-- Exercise aim --
Pull out every line with the word "name" from the entries below.

-- Data listing --
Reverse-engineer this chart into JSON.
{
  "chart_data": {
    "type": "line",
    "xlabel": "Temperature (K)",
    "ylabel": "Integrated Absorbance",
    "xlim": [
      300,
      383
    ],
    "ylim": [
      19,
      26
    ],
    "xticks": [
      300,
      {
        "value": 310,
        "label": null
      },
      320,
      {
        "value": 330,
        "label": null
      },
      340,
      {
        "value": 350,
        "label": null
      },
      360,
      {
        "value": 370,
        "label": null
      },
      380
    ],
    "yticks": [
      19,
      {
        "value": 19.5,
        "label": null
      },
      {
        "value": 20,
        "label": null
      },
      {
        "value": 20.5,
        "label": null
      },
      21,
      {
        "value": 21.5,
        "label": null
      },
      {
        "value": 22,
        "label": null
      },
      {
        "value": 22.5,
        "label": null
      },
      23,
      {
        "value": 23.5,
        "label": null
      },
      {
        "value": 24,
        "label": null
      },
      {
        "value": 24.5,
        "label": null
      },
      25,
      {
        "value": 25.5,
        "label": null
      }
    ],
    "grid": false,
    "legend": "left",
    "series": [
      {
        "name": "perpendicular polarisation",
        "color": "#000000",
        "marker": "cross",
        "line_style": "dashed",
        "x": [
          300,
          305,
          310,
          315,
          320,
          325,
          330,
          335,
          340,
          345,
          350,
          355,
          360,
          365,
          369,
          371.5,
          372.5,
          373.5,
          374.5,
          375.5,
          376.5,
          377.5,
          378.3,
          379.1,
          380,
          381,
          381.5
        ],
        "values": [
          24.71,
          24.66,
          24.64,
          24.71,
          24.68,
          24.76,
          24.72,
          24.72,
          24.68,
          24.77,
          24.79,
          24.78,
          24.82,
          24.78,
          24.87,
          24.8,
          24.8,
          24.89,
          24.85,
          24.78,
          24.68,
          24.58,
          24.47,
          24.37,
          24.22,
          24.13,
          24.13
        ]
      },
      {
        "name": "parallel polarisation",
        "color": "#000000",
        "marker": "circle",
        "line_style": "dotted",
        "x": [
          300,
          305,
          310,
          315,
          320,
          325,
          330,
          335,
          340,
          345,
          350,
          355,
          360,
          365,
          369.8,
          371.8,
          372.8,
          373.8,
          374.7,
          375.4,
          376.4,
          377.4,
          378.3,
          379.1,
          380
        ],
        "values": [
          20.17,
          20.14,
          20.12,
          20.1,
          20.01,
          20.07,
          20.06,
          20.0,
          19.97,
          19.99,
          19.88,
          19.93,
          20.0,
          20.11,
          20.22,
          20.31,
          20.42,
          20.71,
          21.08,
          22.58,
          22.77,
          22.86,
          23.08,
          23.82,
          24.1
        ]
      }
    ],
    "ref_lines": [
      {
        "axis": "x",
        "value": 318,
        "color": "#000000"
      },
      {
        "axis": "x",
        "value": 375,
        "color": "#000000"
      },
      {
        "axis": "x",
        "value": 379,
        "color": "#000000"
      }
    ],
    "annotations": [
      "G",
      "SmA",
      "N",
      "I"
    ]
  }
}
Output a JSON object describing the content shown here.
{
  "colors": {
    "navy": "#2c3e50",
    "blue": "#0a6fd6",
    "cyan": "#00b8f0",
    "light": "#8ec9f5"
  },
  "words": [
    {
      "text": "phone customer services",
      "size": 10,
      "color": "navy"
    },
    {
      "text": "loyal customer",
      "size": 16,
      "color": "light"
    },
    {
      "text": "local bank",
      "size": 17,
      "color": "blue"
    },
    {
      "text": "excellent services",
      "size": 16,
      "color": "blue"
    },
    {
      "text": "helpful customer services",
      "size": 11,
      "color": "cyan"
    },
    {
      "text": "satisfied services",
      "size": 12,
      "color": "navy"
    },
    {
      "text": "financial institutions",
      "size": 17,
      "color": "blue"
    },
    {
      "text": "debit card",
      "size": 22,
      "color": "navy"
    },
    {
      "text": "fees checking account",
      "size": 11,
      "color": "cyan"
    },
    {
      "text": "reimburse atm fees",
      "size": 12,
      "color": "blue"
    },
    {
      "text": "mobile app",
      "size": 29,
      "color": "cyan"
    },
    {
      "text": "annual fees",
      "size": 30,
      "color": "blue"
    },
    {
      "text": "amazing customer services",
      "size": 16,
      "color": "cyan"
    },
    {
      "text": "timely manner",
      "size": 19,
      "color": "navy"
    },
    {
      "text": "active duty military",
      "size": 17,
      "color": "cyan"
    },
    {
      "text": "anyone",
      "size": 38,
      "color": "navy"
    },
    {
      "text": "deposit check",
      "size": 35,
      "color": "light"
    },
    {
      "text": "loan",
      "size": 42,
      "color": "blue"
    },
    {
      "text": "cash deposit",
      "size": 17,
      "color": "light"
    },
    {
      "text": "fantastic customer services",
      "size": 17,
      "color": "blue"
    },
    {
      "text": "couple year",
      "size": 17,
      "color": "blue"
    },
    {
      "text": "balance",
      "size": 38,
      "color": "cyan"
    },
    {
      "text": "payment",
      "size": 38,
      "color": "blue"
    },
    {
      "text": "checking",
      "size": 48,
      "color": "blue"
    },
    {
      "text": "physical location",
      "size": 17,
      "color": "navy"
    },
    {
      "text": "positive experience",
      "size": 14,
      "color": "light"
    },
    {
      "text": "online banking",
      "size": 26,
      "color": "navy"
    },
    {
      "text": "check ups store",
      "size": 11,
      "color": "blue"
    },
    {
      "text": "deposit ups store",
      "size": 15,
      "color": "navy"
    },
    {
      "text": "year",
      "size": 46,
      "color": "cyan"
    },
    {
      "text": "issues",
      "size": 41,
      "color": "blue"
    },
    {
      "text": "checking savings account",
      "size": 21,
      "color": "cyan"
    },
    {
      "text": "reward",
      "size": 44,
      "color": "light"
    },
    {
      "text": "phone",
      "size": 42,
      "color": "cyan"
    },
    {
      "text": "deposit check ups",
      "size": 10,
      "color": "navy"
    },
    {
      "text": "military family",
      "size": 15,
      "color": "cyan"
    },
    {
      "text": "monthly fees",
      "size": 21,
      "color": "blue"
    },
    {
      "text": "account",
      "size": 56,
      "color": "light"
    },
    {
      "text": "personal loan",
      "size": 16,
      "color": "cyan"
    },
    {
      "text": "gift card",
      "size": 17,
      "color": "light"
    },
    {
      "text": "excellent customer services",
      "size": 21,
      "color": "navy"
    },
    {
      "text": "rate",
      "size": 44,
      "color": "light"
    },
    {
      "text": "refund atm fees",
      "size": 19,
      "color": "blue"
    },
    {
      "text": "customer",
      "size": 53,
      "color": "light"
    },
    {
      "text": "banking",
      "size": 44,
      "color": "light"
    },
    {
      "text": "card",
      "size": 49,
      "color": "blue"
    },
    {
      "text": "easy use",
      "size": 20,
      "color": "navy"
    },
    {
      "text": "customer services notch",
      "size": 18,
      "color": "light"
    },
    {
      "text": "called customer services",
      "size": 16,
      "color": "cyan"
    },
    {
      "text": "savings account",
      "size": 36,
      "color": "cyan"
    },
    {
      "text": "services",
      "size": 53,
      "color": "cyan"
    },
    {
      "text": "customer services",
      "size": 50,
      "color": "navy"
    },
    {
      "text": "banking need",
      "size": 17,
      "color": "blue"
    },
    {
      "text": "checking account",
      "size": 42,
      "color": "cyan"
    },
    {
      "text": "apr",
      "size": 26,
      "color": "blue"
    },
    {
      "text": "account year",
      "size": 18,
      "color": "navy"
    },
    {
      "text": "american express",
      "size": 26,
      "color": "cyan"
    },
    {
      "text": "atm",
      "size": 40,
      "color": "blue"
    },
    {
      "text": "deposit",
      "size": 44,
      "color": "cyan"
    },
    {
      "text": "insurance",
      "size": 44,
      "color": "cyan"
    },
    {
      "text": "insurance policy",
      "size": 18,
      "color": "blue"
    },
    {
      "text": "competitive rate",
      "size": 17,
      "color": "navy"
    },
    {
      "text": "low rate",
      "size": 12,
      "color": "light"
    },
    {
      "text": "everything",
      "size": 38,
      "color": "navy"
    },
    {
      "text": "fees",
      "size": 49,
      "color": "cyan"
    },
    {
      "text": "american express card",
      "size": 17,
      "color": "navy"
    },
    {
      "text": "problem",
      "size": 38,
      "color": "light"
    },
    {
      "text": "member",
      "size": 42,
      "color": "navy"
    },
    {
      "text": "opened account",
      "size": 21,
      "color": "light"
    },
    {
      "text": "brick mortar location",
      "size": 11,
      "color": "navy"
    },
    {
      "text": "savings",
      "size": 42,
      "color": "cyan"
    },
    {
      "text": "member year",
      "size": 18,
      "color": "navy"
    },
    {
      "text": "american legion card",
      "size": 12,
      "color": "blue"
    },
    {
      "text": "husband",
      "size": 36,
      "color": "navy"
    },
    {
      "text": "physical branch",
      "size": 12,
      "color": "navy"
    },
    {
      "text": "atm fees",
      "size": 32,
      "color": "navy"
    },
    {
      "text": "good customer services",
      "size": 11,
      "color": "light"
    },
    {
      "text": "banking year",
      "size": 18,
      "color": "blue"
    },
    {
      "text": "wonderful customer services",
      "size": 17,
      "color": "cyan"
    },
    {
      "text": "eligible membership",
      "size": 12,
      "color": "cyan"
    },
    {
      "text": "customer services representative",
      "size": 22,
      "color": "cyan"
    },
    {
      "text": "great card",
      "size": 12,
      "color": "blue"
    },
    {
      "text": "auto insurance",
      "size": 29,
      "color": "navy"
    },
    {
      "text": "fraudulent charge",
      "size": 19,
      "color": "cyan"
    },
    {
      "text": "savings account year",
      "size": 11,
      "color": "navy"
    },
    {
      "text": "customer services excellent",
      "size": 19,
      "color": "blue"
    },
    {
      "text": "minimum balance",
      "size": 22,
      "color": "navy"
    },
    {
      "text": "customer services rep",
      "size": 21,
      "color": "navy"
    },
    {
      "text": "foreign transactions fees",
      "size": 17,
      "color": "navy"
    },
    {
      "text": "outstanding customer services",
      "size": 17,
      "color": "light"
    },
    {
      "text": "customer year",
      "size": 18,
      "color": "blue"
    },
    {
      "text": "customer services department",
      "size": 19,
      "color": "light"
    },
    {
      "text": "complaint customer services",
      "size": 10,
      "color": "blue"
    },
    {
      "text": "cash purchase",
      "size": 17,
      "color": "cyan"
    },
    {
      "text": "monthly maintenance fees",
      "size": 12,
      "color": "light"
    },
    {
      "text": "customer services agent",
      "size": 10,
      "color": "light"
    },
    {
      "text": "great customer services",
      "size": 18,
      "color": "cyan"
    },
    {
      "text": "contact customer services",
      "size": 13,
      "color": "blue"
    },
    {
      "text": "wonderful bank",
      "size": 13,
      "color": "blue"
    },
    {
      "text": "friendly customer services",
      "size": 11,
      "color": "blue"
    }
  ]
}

-- Solution to this task --
        "name": "perpendicular polarisation",
        "name": "parallel polarisation",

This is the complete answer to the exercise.